-------- Task material --------

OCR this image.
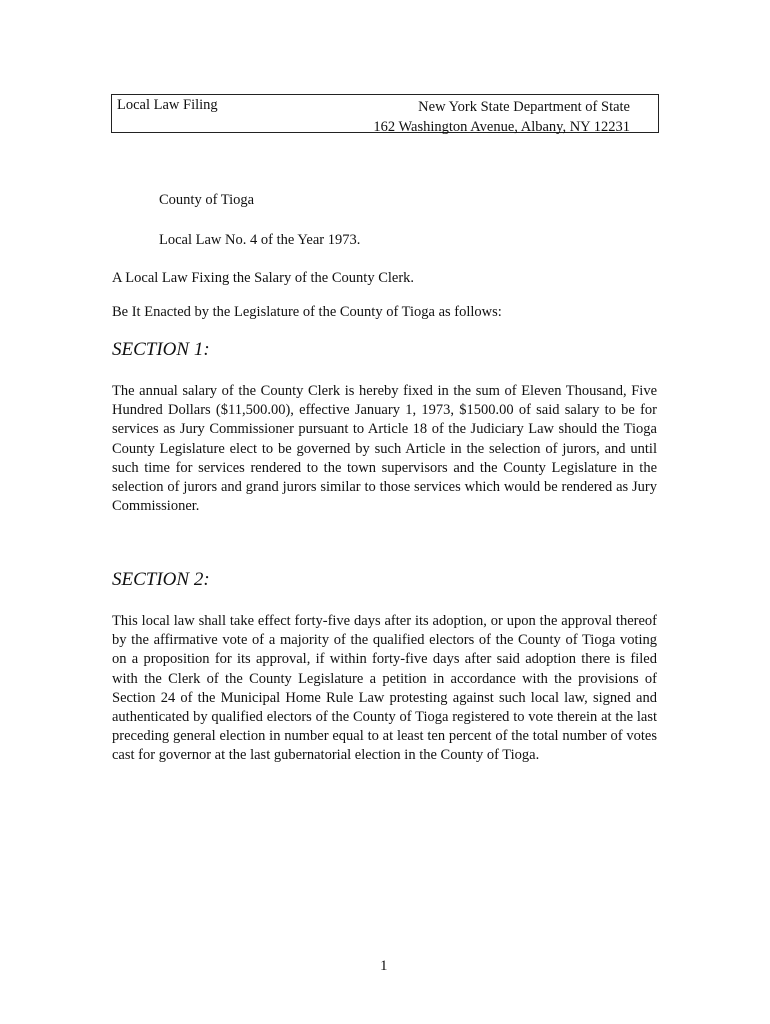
Local Law Filing	New York State Department of State
162 Washington Avenue, Albany, NY 12231
County of Tioga
Local Law No. 4 of the Year 1973.
A Local Law Fixing the Salary of the County Clerk.
Be It Enacted by the Legislature of the County of Tioga as follows:
SECTION 1:
The annual salary of the County Clerk is hereby fixed in the sum of Eleven Thousand, Five Hundred Dollars ($11,500.00), effective January 1, 1973, $1500.00 of said salary to be for services as Jury Commissioner pursuant to Article 18 of the Judiciary Law should the Tioga County Legislature elect to be governed by such Article in the selection of jurors, and until such time for services rendered to the town supervisors and the County Legislature in the selection of jurors and grand jurors similar to those services which would be rendered as Jury Commissioner.
SECTION 2:
This local law shall take effect forty-five days after its adoption, or upon the approval thereof by the affirmative vote of a majority of the qualified electors of the County of Tioga voting on a proposition for its approval, if within forty-five days after said adoption there is filed with the Clerk of the County Legislature a petition in accordance with the provisions of Section 24 of the Municipal Home Rule Law protesting against such local law, signed and authenticated by qualified electors of the County of Tioga registered to vote therein at the last preceding general election in number equal to at least ten percent of the total number of votes cast for governor at the last gubernatorial election in the County of Tioga.
1
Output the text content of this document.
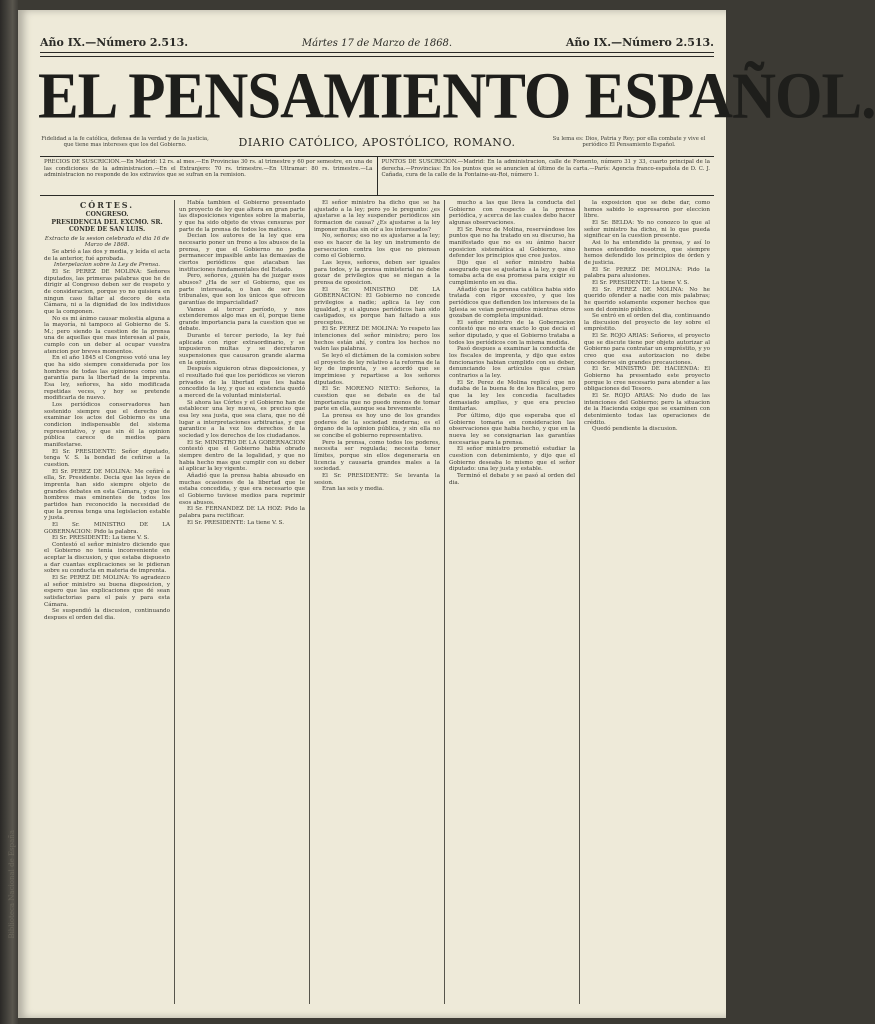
Biblioteca Nacional de España
Año IX.—Número 2.513.	Mártes 17 de Marzo de 1868.	Año IX.—Número 2.513.
EL PENSAMIENTO ESPAÑOL.
Fidelidad a la fe católica, defensa de la verdad y de la justicia, que tiene mas intereses que los del Gobierno.	DIARIO CATÓLICO, APOSTÓLICO, ROMANO.	Su lema es: Dios, Patria y Rey; por ella combate y vive el periódico El Pensamiento Español.
PRECIOS DE SUSCRICION.—En Madrid: 12 rs. al mes.—En Provincias 30 rs. al trimestre y 60 por semestre, en una de las condiciones de la administracion.—En el Extranjero: 70 rs. trimestre.—En Ultramar: 80 rs. trimestre.—La administracion no responde de los extravíos que se sufran en la remision.
PUNTOS DE SUSCRICION.—Madrid: En la administracion, calle de Fomento, número 31 y 33, cuarto principal de la derecha.—Provincias: En los puntos que se anuncien al último de la carta.—París: Agencia franco-española de D. C. J. Cañada, cura de la calle de la Fontaine-au-Roi, número 1.
CÓRTES.

CONGRESO.

PRESIDENCIA DEL EXCMO. SR. CONDE DE SAN LUIS.

Extracto de la sesion celebrada el dia 16 de Marzo de 1868.

Se abrió a las dos y media, y leída el acta de la anterior, fué aprobada.

Interpelacion sobre la Ley de Prensa.

El Sr. PEREZ DE MOLINA: Señores diputados, las primeras palabras que he de dirigir al Congreso deben ser de respeto y de consideracion, porque yo no quisiera en ningun caso faltar al decoro de esta Cámara, ni a la dignidad de los individuos que la componen.

No es mi ánimo causar molestia alguna a la mayoría, ni tampoco al Gobierno de S. M.; pero siendo la cuestion de la prensa una de aquellas que mas interesan al país, cumplo con un deber al ocupar vuestra atencion por breves momentos.

En el año 1845 el Congreso votó una ley que ha sido siempre considerada por los hombres de todas las opiniones como una garantía para la libertad de la imprenta. Esa ley, señores, ha sido modificada repetidas veces, y hoy se pretende modificarla de nuevo.

Los periódicos conservadores han sostenido siempre que el derecho de examinar los actos del Gobierno es una condicion indispensable del sistema representativo, y que sin él la opinion pública carece de medios para manifestarse.

El Sr. PRESIDENTE: Señor diputado, tenga V. S. la bondad de ceñirse a la cuestion.

El Sr. PEREZ DE MOLINA: Me ceñiré a ella, Sr. Presidente. Decia que las leyes de imprenta han sido siempre objeto de grandes debates en esta Cámara, y que los hombres mas eminentes de todos los partidos han reconocido la necesidad de que la prensa tenga una legislacion estable y justa.

El Sr. MINISTRO DE LA GOBERNACION: Pido la palabra.

El Sr. PRESIDENTE: La tiene V. S.

Contestó el señor ministro diciendo que el Gobierno no tenia inconveniente en aceptar la discusion, y que estaba dispuesto a dar cuantas explicaciones se le pidieran sobre su conducta en materia de imprenta.

El Sr. PEREZ DE MOLINA: Yo agradezco al señor ministro su buena disposicion, y espero que las explicaciones que dé sean satisfactorias para el país y para esta Cámara.

Se suspendió la discusion, continuando despues el orden del dia.

Había tambien el Gobierno presentado un proyecto de ley que altera en gran parte las disposiciones vigentes sobre la materia, y que ha sido objeto de vivas censuras por parte de la prensa de todos los matices.

Decian los autores de la ley que era necesario poner un freno a los abusos de la prensa, y que el Gobierno no podia permanecer impasible ante las demasías de ciertos periódicos que atacaban las instituciones fundamentales del Estado.

Pero, señores, ¿quién ha de juzgar esos abusos? ¿Ha de ser el Gobierno, que es parte interesada, o han de ser los tribunales, que son los únicos que ofrecen garantías de imparcialidad?

Vamos al tercer período, y nos extenderemos algo mas en él, porque tiene grande importancia para la cuestion que se debate.

Durante el tercer periodo, la ley fué aplicada con rigor extraordinario, y se impusieron multas y se decretaron suspensiones que causaron grande alarma en la opinion.

Después siguieron otras disposiciones, y el resultado fué que los periódicos se vieron privados de la libertad que les habia concedido la ley, y que su existencia quedó a merced de la voluntad ministerial.

Si ahora las Córtes y el Gobierno han de establecer una ley nueva, es preciso que esa ley sea justa, que sea clara, que no dé lugar a interpretaciones arbitrarias, y que garantice a la vez los derechos de la sociedad y los derechos de los ciudadanos.

El Sr. MINISTRO DE LA GOBERNACION contestó que el Gobierno habia obrado siempre dentro de la legalidad, y que no habia hecho mas que cumplir con su deber al aplicar la ley vigente.

Añadió que la prensa habia abusado en muchas ocasiones de la libertad que le estaba concedida, y que era necesario que el Gobierno tuviese medios para reprimir esos abusos.

El Sr. FERNANDEZ DE LA HOZ: Pido la palabra para rectificar.

El Sr. PRESIDENTE: La tiene V. S.

El señor ministro ha dicho que se ha ajustado a la ley; pero yo le pregunto: ¿es ajustarse a la ley suspender periódicos sin formacion de causa? ¿Es ajustarse a la ley imponer multas sin oír a los interesados?

No, señores; eso no es ajustarse a la ley; eso es hacer de la ley un instrumento de persecucion contra los que no piensan como el Gobierno.

Las leyes, señores, deben ser iguales para todos, y la prensa ministerial no debe gozar de privilegios que se niegan a la prensa de oposicion.

El Sr. MINISTRO DE LA GOBERNACION: El Gobierno no concede privilegios a nadie; aplica la ley con igualdad, y si algunos periódicos han sido castigados, es porque han faltado a sus preceptos.

El Sr. PEREZ DE MOLINA: Yo respeto las intenciones del señor ministro; pero los hechos están ahí, y contra los hechos no valen las palabras.

Se leyó el dictámen de la comision sobre el proyecto de ley relativo a la reforma de la ley de imprenta, y se acordó que se imprimiese y repartiese a los señores diputados.

El Sr. MORENO NIETO: Señores, la cuestion que se debate es de tal importancia que no puedo menos de tomar parte en ella, aunque sea brevemente.

La prensa es hoy uno de los grandes poderes de la sociedad moderna; es el órgano de la opinion pública, y sin ella no se concibe el gobierno representativo.

Pero la prensa, como todos los poderes, necesita ser regulada; necesita tener límites, porque sin ellos degeneraria en licencia y causaria grandes males a la sociedad.

El Sr. PRESIDENTE: Se levanta la sesion.

Eran las seis y media.

mucho a las que lleva la conducta del Gobierno con respecto a la prensa periódica, y acerca de las cuales debo hacer algunas observaciones.

El Sr. Perez de Molina, reservándose los puntos que no ha tratado en su discurso, ha manifestado que no es su ánimo hacer oposicion sistemática al Gobierno, sino defender los principios que cree justos.

Dijo que el señor ministro habia asegurado que se ajustaria a la ley, y que él tomaba acta de esa promesa para exigir su cumplimiento en su dia.

Añadió que la prensa católica habia sido tratada con rigor excesivo, y que los periódicos que defienden los intereses de la Iglesia se veian perseguidos mientras otros gozaban de completa impunidad.

El señor ministro de la Gobernacion contestó que no era exacto lo que decia el señor diputado, y que el Gobierno trataba a todos los periódicos con la misma medida.

Pasó despues a examinar la conducta de los fiscales de imprenta, y dijo que estos funcionarios habian cumplido con su deber, denunciando los artículos que creian contrarios a la ley.

El Sr. Perez de Molina replicó que no dudaba de la buena fe de los fiscales, pero que la ley les concedia facultades demasiado amplias, y que era preciso limitarlas.

Por último, dijo que esperaba que el Gobierno tomaria en consideracion las observaciones que habia hecho, y que en la nueva ley se consignarian las garantías necesarias para la prensa.

El señor ministro prometió estudiar la cuestion con detenimiento, y dijo que el Gobierno deseaba lo mismo que el señor diputado: una ley justa y estable.

Terminó el debate y se pasó al orden del dia.

la exposicion que se debe dar, como hemos sabido lo expresaron por eleccion libre.

El Sr. BELDA: Yo no conozco lo que al señor ministro ha dicho, ni lo que pueda significar en la cuestion presente.

Asi lo ha entendido la prensa, y así lo hemos entendido nosotros, que siempre hemos defendido los principios de órden y de justicia.

El Sr. PEREZ DE MOLINA: Pido la palabra para alusiones.

El Sr. PRESIDENTE: La tiene V. S.

El Sr. PEREZ DE MOLINA: No he querido ofender a nadie con mis palabras; he querido solamente exponer hechos que son del dominio público.

Se entró en el orden del dia, continuando la discusion del proyecto de ley sobre el empréstito.

El Sr. ROJO ARIAS: Señores, el proyecto que se discute tiene por objeto autorizar al Gobierno para contratar un empréstito, y yo creo que esa autorizacion no debe concederse sin grandes precauciones.

El Sr. MINISTRO DE HACIENDA: El Gobierno ha presentado este proyecto porque lo cree necesario para atender a las obligaciones del Tesoro.

El Sr. ROJO ARIAS: No dudo de las intenciones del Gobierno; pero la situacion de la Hacienda exige que se examinen con detenimiento todas las operaciones de crédito.

Quedó pendiente la discusion.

--------

**What the task requires**
How many lines in the listing above contain the string "poderes"? Answer with the number only.

**Response to the exercise**
2